Instructions for the task :: Set down every record once more, exactly as given.

Extracted data entries ::
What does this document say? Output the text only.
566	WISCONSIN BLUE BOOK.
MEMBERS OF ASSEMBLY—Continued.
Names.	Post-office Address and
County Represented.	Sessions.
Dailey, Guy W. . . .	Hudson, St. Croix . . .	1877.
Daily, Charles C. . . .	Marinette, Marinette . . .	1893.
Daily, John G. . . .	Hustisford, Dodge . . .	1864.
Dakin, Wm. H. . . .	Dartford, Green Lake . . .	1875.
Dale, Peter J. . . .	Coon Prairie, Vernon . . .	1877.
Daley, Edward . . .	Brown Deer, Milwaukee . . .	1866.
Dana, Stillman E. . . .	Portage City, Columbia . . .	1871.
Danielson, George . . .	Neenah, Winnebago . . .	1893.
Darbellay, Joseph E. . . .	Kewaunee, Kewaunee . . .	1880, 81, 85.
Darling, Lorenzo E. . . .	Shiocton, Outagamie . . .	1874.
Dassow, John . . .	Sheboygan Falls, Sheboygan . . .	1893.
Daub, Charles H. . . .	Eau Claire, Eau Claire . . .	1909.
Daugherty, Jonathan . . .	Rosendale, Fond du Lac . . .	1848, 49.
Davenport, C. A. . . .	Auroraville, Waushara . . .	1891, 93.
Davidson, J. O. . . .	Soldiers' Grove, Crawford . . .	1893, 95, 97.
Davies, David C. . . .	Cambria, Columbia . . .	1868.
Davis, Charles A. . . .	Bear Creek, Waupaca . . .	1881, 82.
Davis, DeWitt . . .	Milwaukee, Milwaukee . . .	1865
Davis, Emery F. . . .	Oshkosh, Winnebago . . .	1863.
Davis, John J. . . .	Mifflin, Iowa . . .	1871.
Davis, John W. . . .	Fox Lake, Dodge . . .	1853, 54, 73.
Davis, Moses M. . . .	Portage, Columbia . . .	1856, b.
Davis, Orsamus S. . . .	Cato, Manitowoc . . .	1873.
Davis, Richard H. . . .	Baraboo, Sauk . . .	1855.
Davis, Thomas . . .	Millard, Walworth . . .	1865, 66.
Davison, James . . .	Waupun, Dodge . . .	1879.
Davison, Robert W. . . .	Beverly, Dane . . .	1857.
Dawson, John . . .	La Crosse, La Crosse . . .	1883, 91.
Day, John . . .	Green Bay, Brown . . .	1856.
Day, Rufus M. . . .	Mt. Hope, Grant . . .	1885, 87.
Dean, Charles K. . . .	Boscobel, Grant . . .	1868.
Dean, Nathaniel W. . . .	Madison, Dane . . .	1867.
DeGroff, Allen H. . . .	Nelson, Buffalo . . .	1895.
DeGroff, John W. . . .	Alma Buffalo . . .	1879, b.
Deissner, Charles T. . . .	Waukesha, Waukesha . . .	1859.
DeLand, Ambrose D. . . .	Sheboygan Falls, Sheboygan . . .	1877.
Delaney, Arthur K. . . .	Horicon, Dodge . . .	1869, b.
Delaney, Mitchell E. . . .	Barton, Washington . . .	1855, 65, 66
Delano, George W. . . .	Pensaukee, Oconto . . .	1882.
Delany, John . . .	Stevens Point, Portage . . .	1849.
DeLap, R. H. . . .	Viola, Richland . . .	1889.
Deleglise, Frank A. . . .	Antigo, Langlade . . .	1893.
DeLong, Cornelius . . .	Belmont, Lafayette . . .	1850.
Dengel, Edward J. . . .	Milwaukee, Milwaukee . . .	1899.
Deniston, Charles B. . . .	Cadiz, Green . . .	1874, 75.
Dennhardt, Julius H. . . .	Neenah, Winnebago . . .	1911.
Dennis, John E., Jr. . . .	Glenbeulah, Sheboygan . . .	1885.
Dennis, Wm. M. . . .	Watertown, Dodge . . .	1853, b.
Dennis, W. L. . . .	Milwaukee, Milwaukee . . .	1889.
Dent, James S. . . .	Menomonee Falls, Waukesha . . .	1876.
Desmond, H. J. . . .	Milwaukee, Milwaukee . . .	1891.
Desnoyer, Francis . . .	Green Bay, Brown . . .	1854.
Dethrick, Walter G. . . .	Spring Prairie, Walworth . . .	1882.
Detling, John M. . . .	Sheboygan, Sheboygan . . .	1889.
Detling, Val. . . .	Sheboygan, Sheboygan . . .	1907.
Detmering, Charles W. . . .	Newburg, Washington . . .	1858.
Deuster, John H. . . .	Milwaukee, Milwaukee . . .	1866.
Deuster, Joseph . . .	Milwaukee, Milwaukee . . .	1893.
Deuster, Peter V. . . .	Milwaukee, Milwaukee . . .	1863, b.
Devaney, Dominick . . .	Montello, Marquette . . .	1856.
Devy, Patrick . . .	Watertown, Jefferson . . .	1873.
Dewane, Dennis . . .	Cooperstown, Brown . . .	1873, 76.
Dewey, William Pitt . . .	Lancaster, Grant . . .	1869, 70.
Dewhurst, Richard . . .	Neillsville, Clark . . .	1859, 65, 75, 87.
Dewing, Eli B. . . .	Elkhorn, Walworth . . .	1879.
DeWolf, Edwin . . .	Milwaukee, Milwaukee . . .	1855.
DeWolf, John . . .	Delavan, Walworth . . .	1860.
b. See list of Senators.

Output for this task ::
What does this document say? Output the text only.
566	WISCONSIN BLUE BOOK.
MEMBERS OF ASSEMBLY—Continued.
Names.	Post-office Address and
County Represented.	Sessions.
Dailey, Guy W. . . .	Hudson, St. Croix . . .	1877.
Daily, Charles C. . . .	Marinette, Marinette . . .	1893.
Daily, John G. . . .	Hustisford, Dodge . . .	1864.
Dakin, Wm. H. . . .	Dartford, Green Lake . . .	1875.
Dale, Peter J. . . .	Coon Prairie, Vernon . . .	1877.
Daley, Edward . . .	Brown Deer, Milwaukee . . .	1866.
Dana, Stillman E. . . .	Portage City, Columbia . . .	1871.
Danielson, George . . .	Neenah, Winnebago . . .	1893.
Darbellay, Joseph E. . . .	Kewaunee, Kewaunee . . .	1880, 81, 85.
Darling, Lorenzo E. . . .	Shiocton, Outagamie . . .	1874.
Dassow, John . . .	Sheboygan Falls, Sheboygan . . .	1893.
Daub, Charles H. . . .	Eau Claire, Eau Claire . . .	1909.
Daugherty, Jonathan . . .	Rosendale, Fond du Lac . . .	1848, 49.
Davenport, C. A. . . .	Auroraville, Waushara . . .	1891, 93.
Davidson, J. O. . . .	Soldiers' Grove, Crawford . . .	1893, 95, 97.
Davies, David C. . . .	Cambria, Columbia . . .	1868.
Davis, Charles A. . . .	Bear Creek, Waupaca . . .	1881, 82.
Davis, DeWitt . . .	Milwaukee, Milwaukee . . .	1865
Davis, Emery F. . . .	Oshkosh, Winnebago . . .	1863.
Davis, John J. . . .	Mifflin, Iowa . . .	1871.
Davis, John W. . . .	Fox Lake, Dodge . . .	1853, 54, 73.
Davis, Moses M. . . .	Portage, Columbia . . .	1856, b.
Davis, Orsamus S. . . .	Cato, Manitowoc . . .	1873.
Davis, Richard H. . . .	Baraboo, Sauk . . .	1855.
Davis, Thomas . . .	Millard, Walworth . . .	1865, 66.
Davison, James . . .	Waupun, Dodge . . .	1879.
Davison, Robert W. . . .	Beverly, Dane . . .	1857.
Dawson, John . . .	La Crosse, La Crosse . . .	1883, 91.
Day, John . . .	Green Bay, Brown . . .	1856.
Day, Rufus M. . . .	Mt. Hope, Grant . . .	1885, 87.
Dean, Charles K. . . .	Boscobel, Grant . . .	1868.
Dean, Nathaniel W. . . .	Madison, Dane . . .	1867.
DeGroff, Allen H. . . .	Nelson, Buffalo . . .	1895.
DeGroff, John W. . . .	Alma Buffalo . . .	1879, b.
Deissner, Charles T. . . .	Waukesha, Waukesha . . .	1859.
DeLand, Ambrose D. . . .	Sheboygan Falls, Sheboygan . . .	1877.
Delaney, Arthur K. . . .	Horicon, Dodge . . .	1869, b.
Delaney, Mitchell E. . . .	Barton, Washington . . .	1855, 65, 66
Delano, George W. . . .	Pensaukee, Oconto . . .	1882.
Delany, John . . .	Stevens Point, Portage . . .	1849.
DeLap, R. H. . . .	Viola, Richland . . .	1889.
Deleglise, Frank A. . . .	Antigo, Langlade . . .	1893.
DeLong, Cornelius . . .	Belmont, Lafayette . . .	1850.
Dengel, Edward J. . . .	Milwaukee, Milwaukee . . .	1899.
Deniston, Charles B. . . .	Cadiz, Green . . .	1874, 75.
Dennhardt, Julius H. . . .	Neenah, Winnebago . . .	1911.
Dennis, John E., Jr. . . .	Glenbeulah, Sheboygan . . .	1885.
Dennis, Wm. M. . . .	Watertown, Dodge . . .	1853, b.
Dennis, W. L. . . .	Milwaukee, Milwaukee . . .	1889.
Dent, James S. . . .	Menomonee Falls, Waukesha . . .	1876.
Desmond, H. J. . . .	Milwaukee, Milwaukee . . .	1891.
Desnoyer, Francis . . .	Green Bay, Brown . . .	1854.
Dethrick, Walter G. . . .	Spring Prairie, Walworth . . .	1882.
Detling, John M. . . .	Sheboygan, Sheboygan . . .	1889.
Detling, Val. . . .	Sheboygan, Sheboygan . . .	1907.
Detmering, Charles W. . . .	Newburg, Washington . . .	1858.
Deuster, John H. . . .	Milwaukee, Milwaukee . . .	1866.
Deuster, Joseph . . .	Milwaukee, Milwaukee . . .	1893.
Deuster, Peter V. . . .	Milwaukee, Milwaukee . . .	1863, b.
Devaney, Dominick . . .	Montello, Marquette . . .	1856.
Devy, Patrick . . .	Watertown, Jefferson . . .	1873.
Dewane, Dennis . . .	Cooperstown, Brown . . .	1873, 76.
Dewey, William Pitt . . .	Lancaster, Grant . . .	1869, 70.
Dewhurst, Richard . . .	Neillsville, Clark . . .	1859, 65, 75, 87.
Dewing, Eli B. . . .	Elkhorn, Walworth . . .	1879.
DeWolf, Edwin . . .	Milwaukee, Milwaukee . . .	1855.
DeWolf, John . . .	Delavan, Walworth . . .	1860.
b. See list of Senators.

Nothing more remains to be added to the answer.